Aim of the task
Please transcribe the data that follows without the pictures, keeping every word the same.

Material shown
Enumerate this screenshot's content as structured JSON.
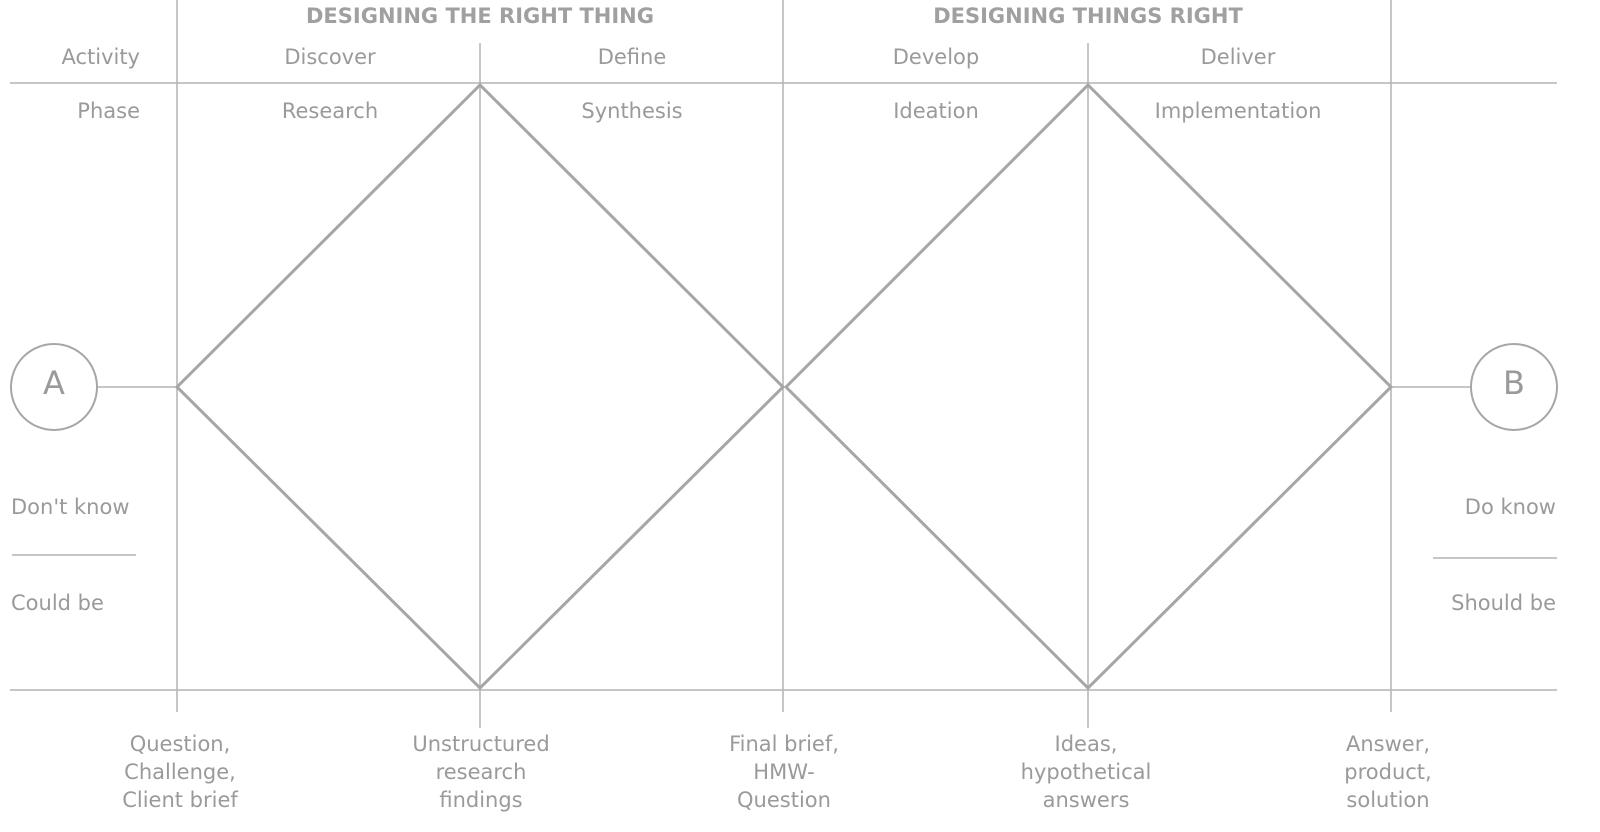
{
  "headers": [
    "DESIGNING THE RIGHT THING",
    "DESIGNING THINGS RIGHT"
  ],
  "rows": {
    "activity": {
      "label": "Activity",
      "items": [
        "Discover",
        "Define",
        "Develop",
        "Deliver"
      ]
    },
    "phase": {
      "label": "Phase",
      "items": [
        "Research",
        "Synthesis",
        "Ideation",
        "Implementation"
      ]
    }
  },
  "start": {
    "label": "A",
    "top": "Don't know",
    "bottom": "Could be"
  },
  "end": {
    "label": "B",
    "top": "Do know",
    "bottom": "Should be"
  },
  "milestones": [
    [
      "Question,",
      "Challenge,",
      "Client brief"
    ],
    [
      "Unstructured",
      "research",
      "findings"
    ],
    [
      "Final brief,",
      "HMW-",
      "Question"
    ],
    [
      "Ideas,",
      "hypothetical",
      "answers"
    ],
    [
      "Answer,",
      "product,",
      "solution"
    ]
  ]
}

Response to this task
Enumerate this screenshot's content as structured JSON.
{
  "headers": [
    "DESIGNING THE RIGHT THING",
    "DESIGNING THINGS RIGHT"
  ],
  "rows": {
    "activity": {
      "label": "Activity",
      "items": [
        "Discover",
        "Define",
        "Develop",
        "Deliver"
      ]
    },
    "phase": {
      "label": "Phase",
      "items": [
        "Research",
        "Synthesis",
        "Ideation",
        "Implementation"
      ]
    }
  },
  "start": {
    "label": "A",
    "top": "Don't know",
    "bottom": "Could be"
  },
  "end": {
    "label": "B",
    "top": "Do know",
    "bottom": "Should be"
  },
  "milestones": [
    [
      "Question,",
      "Challenge,",
      "Client brief"
    ],
    [
      "Unstructured",
      "research",
      "findings"
    ],
    [
      "Final brief,",
      "HMW-",
      "Question"
    ],
    [
      "Ideas,",
      "hypothetical",
      "answers"
    ],
    [
      "Answer,",
      "product,",
      "solution"
    ]
  ]
}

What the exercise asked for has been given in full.